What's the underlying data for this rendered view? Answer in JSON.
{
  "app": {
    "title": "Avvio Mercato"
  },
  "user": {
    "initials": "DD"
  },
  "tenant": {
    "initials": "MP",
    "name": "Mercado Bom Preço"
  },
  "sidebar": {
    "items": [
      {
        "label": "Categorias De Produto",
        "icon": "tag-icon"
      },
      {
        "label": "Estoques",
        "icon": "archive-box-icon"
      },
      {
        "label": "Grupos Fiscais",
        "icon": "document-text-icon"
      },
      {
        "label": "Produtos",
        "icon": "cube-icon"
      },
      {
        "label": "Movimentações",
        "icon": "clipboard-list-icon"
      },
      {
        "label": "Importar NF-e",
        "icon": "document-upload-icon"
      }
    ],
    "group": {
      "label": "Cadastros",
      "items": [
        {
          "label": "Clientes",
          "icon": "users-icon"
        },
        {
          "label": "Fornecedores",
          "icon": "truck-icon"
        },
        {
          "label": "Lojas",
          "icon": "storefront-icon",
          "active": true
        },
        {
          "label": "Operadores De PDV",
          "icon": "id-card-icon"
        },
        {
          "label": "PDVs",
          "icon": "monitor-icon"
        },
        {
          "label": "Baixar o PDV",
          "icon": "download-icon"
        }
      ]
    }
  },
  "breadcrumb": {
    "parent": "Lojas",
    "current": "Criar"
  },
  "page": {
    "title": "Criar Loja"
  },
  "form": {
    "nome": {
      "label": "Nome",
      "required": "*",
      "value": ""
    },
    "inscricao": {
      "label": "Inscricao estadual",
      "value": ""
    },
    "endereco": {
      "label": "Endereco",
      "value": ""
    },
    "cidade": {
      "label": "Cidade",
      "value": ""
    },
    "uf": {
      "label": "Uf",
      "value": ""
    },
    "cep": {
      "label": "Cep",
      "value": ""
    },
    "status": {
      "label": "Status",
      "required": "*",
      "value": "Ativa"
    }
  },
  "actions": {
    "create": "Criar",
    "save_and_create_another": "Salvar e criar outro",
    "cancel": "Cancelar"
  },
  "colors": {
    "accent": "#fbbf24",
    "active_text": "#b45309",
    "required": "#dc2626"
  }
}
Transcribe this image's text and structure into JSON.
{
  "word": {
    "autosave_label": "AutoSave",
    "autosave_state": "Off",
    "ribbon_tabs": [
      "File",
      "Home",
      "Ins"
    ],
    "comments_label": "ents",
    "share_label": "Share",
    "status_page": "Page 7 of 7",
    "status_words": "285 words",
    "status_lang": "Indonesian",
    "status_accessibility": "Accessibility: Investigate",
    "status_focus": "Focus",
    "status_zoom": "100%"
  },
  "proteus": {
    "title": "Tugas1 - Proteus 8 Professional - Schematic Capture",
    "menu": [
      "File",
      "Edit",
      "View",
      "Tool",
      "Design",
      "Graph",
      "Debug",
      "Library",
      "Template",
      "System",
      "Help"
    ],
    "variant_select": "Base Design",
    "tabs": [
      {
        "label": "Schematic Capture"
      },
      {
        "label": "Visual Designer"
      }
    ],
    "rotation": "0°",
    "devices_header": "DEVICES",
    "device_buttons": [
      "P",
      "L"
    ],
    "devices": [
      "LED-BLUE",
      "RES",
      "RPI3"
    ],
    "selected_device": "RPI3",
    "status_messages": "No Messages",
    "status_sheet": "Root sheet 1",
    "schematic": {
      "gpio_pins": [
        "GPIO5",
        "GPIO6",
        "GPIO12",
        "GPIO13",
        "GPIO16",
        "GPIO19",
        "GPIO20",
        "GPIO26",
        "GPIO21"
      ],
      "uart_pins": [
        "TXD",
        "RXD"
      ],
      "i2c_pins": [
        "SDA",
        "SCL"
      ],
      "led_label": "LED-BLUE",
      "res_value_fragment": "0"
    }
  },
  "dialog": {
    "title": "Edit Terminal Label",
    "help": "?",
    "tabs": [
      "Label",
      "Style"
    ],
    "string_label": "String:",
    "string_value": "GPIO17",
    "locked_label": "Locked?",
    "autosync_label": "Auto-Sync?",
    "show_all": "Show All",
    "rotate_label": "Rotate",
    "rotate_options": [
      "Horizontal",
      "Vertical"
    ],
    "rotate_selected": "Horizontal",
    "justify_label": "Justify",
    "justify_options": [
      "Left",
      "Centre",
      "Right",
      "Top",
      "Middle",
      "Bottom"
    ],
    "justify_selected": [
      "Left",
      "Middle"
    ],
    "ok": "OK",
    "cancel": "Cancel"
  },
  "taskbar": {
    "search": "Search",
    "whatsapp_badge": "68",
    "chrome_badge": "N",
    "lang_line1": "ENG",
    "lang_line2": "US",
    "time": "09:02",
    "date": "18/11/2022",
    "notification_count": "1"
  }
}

Exercise task ->
Using the listing above, reproduce each line without omission.

Result of this exercise ->
What's the underlying data for this rendered view? Answer in JSON.
{
  "app": {
    "title": "Avvio Mercato"
  },
  "user": {
    "initials": "DD"
  },
  "tenant": {
    "initials": "MP",
    "name": "Mercado Bom Preço"
  },
  "sidebar": {
    "items": [
      {
        "label": "Categorias De Produto",
        "icon": "tag-icon"
      },
      {
        "label": "Estoques",
        "icon": "archive-box-icon"
      },
      {
        "label": "Grupos Fiscais",
        "icon": "document-text-icon"
      },
      {
        "label": "Produtos",
        "icon": "cube-icon"
      },
      {
        "label": "Movimentações",
        "icon": "clipboard-list-icon"
      },
      {
        "label": "Importar NF-e",
        "icon": "document-upload-icon"
      }
    ],
    "group": {
      "label": "Cadastros",
      "items": [
        {
          "label": "Clientes",
          "icon": "users-icon"
        },
        {
          "label": "Fornecedores",
          "icon": "truck-icon"
        },
        {
          "label": "Lojas",
          "icon": "storefront-icon",
          "active": true
        },
        {
          "label": "Operadores De PDV",
          "icon": "id-card-icon"
        },
        {
          "label": "PDVs",
          "icon": "monitor-icon"
        },
        {
          "label": "Baixar o PDV",
          "icon": "download-icon"
        }
      ]
    }
  },
  "breadcrumb": {
    "parent": "Lojas",
    "current": "Criar"
  },
  "page": {
    "title": "Criar Loja"
  },
  "form": {
    "nome": {
      "label": "Nome",
      "required": "*",
      "value": ""
    },
    "inscricao": {
      "label": "Inscricao estadual",
      "value": ""
    },
    "endereco": {
      "label": "Endereco",
      "value": ""
    },
    "cidade": {
      "label": "Cidade",
      "value": ""
    },
    "uf": {
      "label": "Uf",
      "value": ""
    },
    "cep": {
      "label": "Cep",
      "value": ""
    },
    "status": {
      "label": "Status",
      "required": "*",
      "value": "Ativa"
    }
  },
  "actions": {
    "create": "Criar",
    "save_and_create_another": "Salvar e criar outro",
    "cancel": "Cancelar"
  },
  "colors": {
    "accent": "#fbbf24",
    "active_text": "#b45309",
    "required": "#dc2626"
  }
}
Transcribe this image's text and structure into JSON.
{
  "word": {
    "autosave_label": "AutoSave",
    "autosave_state": "Off",
    "ribbon_tabs": [
      "File",
      "Home",
      "Ins"
    ],
    "comments_label": "ents",
    "share_label": "Share",
    "status_page": "Page 7 of 7",
    "status_words": "285 words",
    "status_lang": "Indonesian",
    "status_accessibility": "Accessibility: Investigate",
    "status_focus": "Focus",
    "status_zoom": "100%"
  },
  "proteus": {
    "title": "Tugas1 - Proteus 8 Professional - Schematic Capture",
    "menu": [
      "File",
      "Edit",
      "View",
      "Tool",
      "Design",
      "Graph",
      "Debug",
      "Library",
      "Template",
      "System",
      "Help"
    ],
    "variant_select": "Base Design",
    "tabs": [
      {
        "label": "Schematic Capture"
      },
      {
        "label": "Visual Designer"
      }
    ],
    "rotation": "0°",
    "devices_header": "DEVICES",
    "device_buttons": [
      "P",
      "L"
    ],
    "devices": [
      "LED-BLUE",
      "RES",
      "RPI3"
    ],
    "selected_device": "RPI3",
    "status_messages": "No Messages",
    "status_sheet": "Root sheet 1",
    "schematic": {
      "gpio_pins": [
        "GPIO5",
        "GPIO6",
        "GPIO12",
        "GPIO13",
        "GPIO16",
        "GPIO19",
        "GPIO20",
        "GPIO26",
        "GPIO21"
      ],
      "uart_pins": [
        "TXD",
        "RXD"
      ],
      "i2c_pins": [
        "SDA",
        "SCL"
      ],
      "led_label": "LED-BLUE",
      "res_value_fragment": "0"
    }
  },
  "dialog": {
    "title": "Edit Terminal Label",
    "help": "?",
    "tabs": [
      "Label",
      "Style"
    ],
    "string_label": "String:",
    "string_value": "GPIO17",
    "locked_label": "Locked?",
    "autosync_label": "Auto-Sync?",
    "show_all": "Show All",
    "rotate_label": "Rotate",
    "rotate_options": [
      "Horizontal",
      "Vertical"
    ],
    "rotate_selected": "Horizontal",
    "justify_label": "Justify",
    "justify_options": [
      "Left",
      "Centre",
      "Right",
      "Top",
      "Middle",
      "Bottom"
    ],
    "justify_selected": [
      "Left",
      "Middle"
    ],
    "ok": "OK",
    "cancel": "Cancel"
  },
  "taskbar": {
    "search": "Search",
    "whatsapp_badge": "68",
    "chrome_badge": "N",
    "lang_line1": "ENG",
    "lang_line2": "US",
    "time": "09:02",
    "date": "18/11/2022",
    "notification_count": "1"
  }
}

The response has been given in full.